- PASSAGE FOR REVIEW -

Tuesday, November 16, 2010

I Think I've Turned Japanese

The Flag of the Okinawan Prefecture of Japan
 I love my country.  Although America will always be my homeland and my primary patriotic love, my home has been elsewhere for a long time, now.  Okinawa and her people have been very good to us for the past three years, and we are leaving her in a matter of days.  There is both sadness and joy in this.  This little island has been my first experience as an expatriate, and I have both hated and loved every day of it.

I felt a sort of vertigo when we moved here.  I was displaced and dizzy in a foreign country that was truly alien to me in every way.  The language, the food, the architecture, and even the toilets were strange and intimidating to me.  Since that shaky first impression, however, Okinawa has become my home.  The people are open and kind and generous - astonishingly so.  The food has grown on me, and now I can't imagine being without it.  My tiny concrete house has become my home.  I am in my element here.

There is a very third-world feel to Okinawa.  Everywhere you go, you see the rubble of abandoned buildings, unkempt and overgrown fields, empty lots piled with rusty rubbish, and narrow streets filled with simply-dressed people on foot or bicycle.  Large portions of the island are covered by the overwhelming stench of chicken, pig, and cow manure when the fields are spread and the wind blows just right.  The heat and humidity are just stifling about 8 months out of the year.  The appearance of relative poverty and overcrowding are all around you from clothing hung to dry off of every high rise balcony to the narrow, pothole-filled streets to the homeless beggars gathered under overpasses and on the sidewalk corners.

- DATA EXTRACTS -
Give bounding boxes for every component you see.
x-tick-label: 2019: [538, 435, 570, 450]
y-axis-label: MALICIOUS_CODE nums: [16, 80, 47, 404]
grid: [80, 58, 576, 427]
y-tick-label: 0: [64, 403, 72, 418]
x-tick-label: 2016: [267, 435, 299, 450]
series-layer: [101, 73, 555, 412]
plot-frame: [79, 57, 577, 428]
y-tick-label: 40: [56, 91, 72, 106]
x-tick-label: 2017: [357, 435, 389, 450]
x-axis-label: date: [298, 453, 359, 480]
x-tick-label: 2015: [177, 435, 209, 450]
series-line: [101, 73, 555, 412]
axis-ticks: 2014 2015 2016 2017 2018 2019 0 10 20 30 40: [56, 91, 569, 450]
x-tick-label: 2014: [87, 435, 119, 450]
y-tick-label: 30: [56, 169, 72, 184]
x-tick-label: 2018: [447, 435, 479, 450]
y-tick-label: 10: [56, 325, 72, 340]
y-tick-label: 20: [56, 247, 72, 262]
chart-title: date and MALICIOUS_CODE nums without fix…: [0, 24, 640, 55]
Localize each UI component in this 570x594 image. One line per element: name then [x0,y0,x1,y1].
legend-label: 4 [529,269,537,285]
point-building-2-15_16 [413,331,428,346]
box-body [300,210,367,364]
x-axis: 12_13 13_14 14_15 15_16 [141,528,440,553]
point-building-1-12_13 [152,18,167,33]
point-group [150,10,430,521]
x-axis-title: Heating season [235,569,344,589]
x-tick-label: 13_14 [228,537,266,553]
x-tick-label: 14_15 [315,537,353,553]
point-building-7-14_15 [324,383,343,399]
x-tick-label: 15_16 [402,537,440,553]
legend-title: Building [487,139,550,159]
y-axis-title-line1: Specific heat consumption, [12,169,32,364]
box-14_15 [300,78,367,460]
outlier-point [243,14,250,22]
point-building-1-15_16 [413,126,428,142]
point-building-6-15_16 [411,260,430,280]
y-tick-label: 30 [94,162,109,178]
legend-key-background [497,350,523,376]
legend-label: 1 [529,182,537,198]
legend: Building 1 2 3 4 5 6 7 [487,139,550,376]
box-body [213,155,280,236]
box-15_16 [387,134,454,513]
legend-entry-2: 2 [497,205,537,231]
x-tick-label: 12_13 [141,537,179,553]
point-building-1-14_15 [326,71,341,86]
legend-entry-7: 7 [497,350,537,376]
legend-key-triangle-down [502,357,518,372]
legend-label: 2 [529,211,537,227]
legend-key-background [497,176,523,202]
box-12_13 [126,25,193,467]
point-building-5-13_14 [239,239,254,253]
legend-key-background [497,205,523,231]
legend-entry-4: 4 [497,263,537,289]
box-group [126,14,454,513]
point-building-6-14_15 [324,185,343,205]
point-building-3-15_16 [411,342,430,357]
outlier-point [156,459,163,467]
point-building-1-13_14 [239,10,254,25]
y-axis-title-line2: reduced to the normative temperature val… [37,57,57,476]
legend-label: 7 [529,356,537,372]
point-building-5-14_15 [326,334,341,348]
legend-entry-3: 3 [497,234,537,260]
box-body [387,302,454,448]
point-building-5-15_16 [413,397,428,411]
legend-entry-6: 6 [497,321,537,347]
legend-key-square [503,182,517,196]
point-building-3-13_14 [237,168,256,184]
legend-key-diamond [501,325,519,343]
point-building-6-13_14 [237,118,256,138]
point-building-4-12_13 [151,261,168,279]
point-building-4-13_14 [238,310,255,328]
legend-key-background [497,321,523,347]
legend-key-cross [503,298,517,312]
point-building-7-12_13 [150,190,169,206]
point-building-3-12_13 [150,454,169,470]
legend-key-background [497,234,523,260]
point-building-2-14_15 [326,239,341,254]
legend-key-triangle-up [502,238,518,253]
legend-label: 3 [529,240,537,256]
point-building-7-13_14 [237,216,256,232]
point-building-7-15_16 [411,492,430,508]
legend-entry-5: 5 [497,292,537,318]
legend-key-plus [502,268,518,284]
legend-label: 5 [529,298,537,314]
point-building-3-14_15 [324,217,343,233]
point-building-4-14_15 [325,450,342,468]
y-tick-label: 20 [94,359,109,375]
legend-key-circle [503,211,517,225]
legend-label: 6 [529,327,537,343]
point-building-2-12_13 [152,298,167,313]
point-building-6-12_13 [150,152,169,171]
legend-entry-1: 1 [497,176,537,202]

- ACTION ITEM A -
In the Okinawa post, for how long had Okinawa and her people been good to the writer's household?
- ACTION ITEM B -
Why, according to the Okinawa post, did the writer feel a sort of vertigo after moving to the island? Answer in one to three sentences.
- ACTION ITEM C -
From the Okinawa post, extract the text starting with "I felt a sort" and going on through "my element here.".

- EXERCISE RESULT A -
For the past three years.

- EXERCISE RESULT B -
The writer felt displaced and dizzy in a foreign country that was truly alien to them in every way. The language, the food, the architecture, and even the toilets were strange and intimidating.

- EXERCISE RESULT C -
I felt a sort of vertigo when we moved here.  I was displaced and dizzy in a foreign country that was truly alien to me in every way.  The language, the food, the architecture, and even the toilets were strange and intimidating to me.  Since that shaky first impression, however, Okinawa has become my home.  The people are open and kind and generous - astonishingly so.  The food has grown on me, and now I can't imagine being without it.  My tiny concrete house has become my home.  I am in my element here.